— begin —
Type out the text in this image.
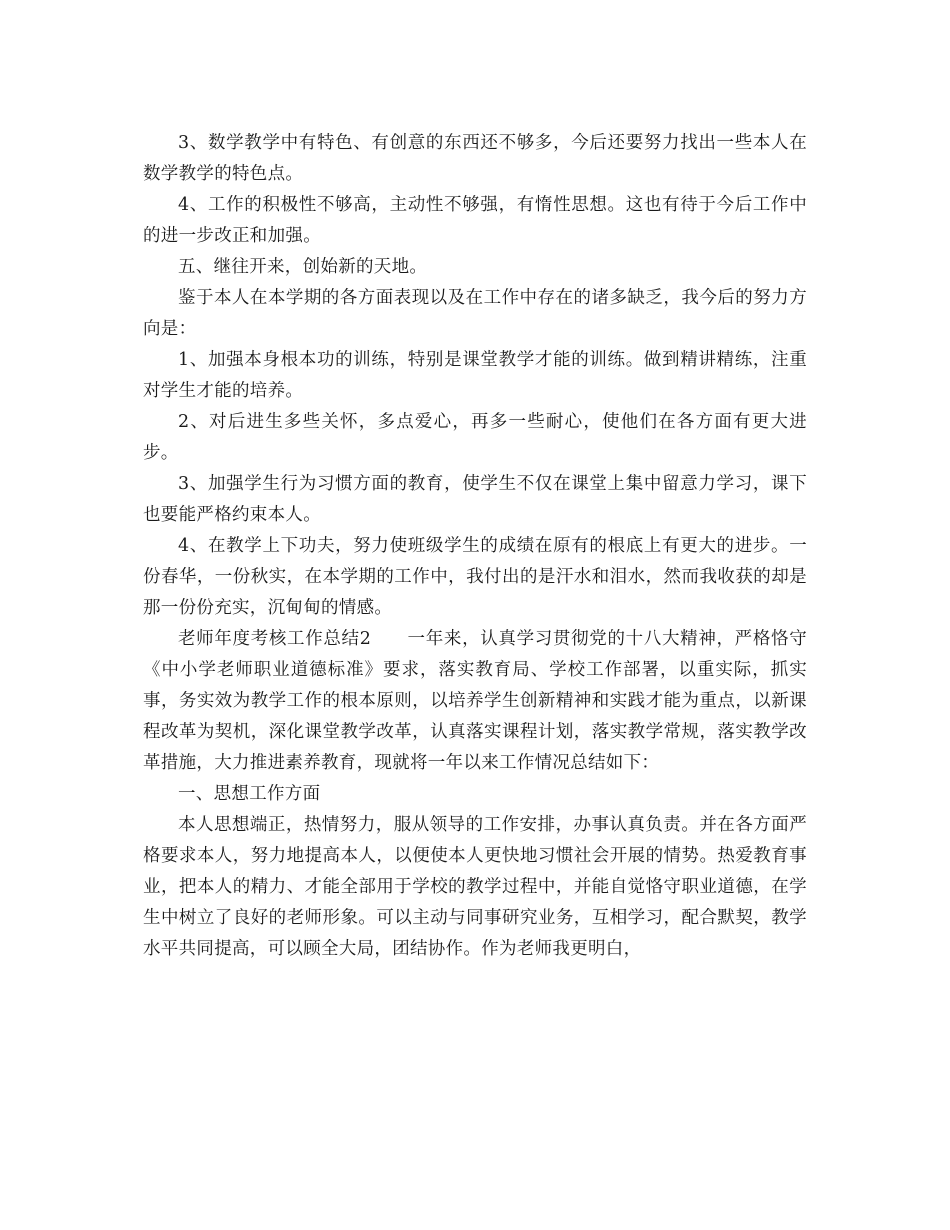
3、数学教学中有特色、有创意的东西还不够多，今后还要努力找出一些本人在数学教学的特色点。

4、工作的积极性不够高，主动性不够强，有惰性思想。这也有待于今后工作中的进一步改正和加强。

五、继往开来，创始新的天地。

鉴于本人在本学期的各方面表现以及在工作中存在的诸多缺乏，我今后的努力方向是：

1、加强本身根本功的训练，特别是课堂教学才能的训练。做到精讲精练，注重对学生才能的培养。

2、对后进生多些关怀，多点爱心，再多一些耐心，使他们在各方面有更大进步。

3、加强学生行为习惯方面的教育，使学生不仅在课堂上集中留意力学习，课下也要能严格约束本人。

4、在教学上下功夫，努力使班级学生的成绩在原有的根底上有更大的进步。一份春华，一份秋实，在本学期的工作中，我付出的是汗水和泪水，然而我收获的却是那一份份充实，沉甸甸的情感。

老师年度考核工作总结2 一年来，认真学习贯彻党的十八大精神，严格恪守《中小学老师职业道德标准》要求，落实教育局、学校工作部署，以重实际，抓实事，务实效为教学工作的根本原则，以培养学生创新精神和实践才能为重点，以新课程改革为契机，深化课堂教学改革，认真落实课程计划，落实教学常规，落实教学改革措施，大力推进素养教育，现就将一年以来工作情况总结如下：

一、思想工作方面

本人思想端正，热情努力，服从领导的工作安排，办事认真负责。并在各方面严格要求本人，努力地提高本人，以便使本人更快地习惯社会开展的情势。热爱教育事业，把本人的精力、才能全部用于学校的教学过程中，并能自觉恪守职业道德，在学生中树立了良好的老师形象。可以主动与同事研究业务，互相学习，配合默契，教学水平共同提高，可以顾全大局，团结协作。作为老师我更明白，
— end —
* **Aim of the exercise**: Without the pictures, print the records in full, exactly as they appear.

* **Solution to this exercise**:
Type out the text in this image.
3、数学教学中有特色、有创意的东西还不够多，今后还要努力找出一些本人在数学教学的特色点。

4、工作的积极性不够高，主动性不够强，有惰性思想。这也有待于今后工作中的进一步改正和加强。

五、继往开来，创始新的天地。

鉴于本人在本学期的各方面表现以及在工作中存在的诸多缺乏，我今后的努力方向是：

1、加强本身根本功的训练，特别是课堂教学才能的训练。做到精讲精练，注重对学生才能的培养。

2、对后进生多些关怀，多点爱心，再多一些耐心，使他们在各方面有更大进步。

3、加强学生行为习惯方面的教育，使学生不仅在课堂上集中留意力学习，课下也要能严格约束本人。

4、在教学上下功夫，努力使班级学生的成绩在原有的根底上有更大的进步。一份春华，一份秋实，在本学期的工作中，我付出的是汗水和泪水，然而我收获的却是那一份份充实，沉甸甸的情感。

老师年度考核工作总结2 一年来，认真学习贯彻党的十八大精神，严格恪守《中小学老师职业道德标准》要求，落实教育局、学校工作部署，以重实际，抓实事，务实效为教学工作的根本原则，以培养学生创新精神和实践才能为重点，以新课程改革为契机，深化课堂教学改革，认真落实课程计划，落实教学常规，落实教学改革措施，大力推进素养教育，现就将一年以来工作情况总结如下：

一、思想工作方面

本人思想端正，热情努力，服从领导的工作安排，办事认真负责。并在各方面严格要求本人，努力地提高本人，以便使本人更快地习惯社会开展的情势。热爱教育事业，把本人的精力、才能全部用于学校的教学过程中，并能自觉恪守职业道德，在学生中树立了良好的老师形象。可以主动与同事研究业务，互相学习，配合默契，教学水平共同提高，可以顾全大局，团结协作。作为老师我更明白，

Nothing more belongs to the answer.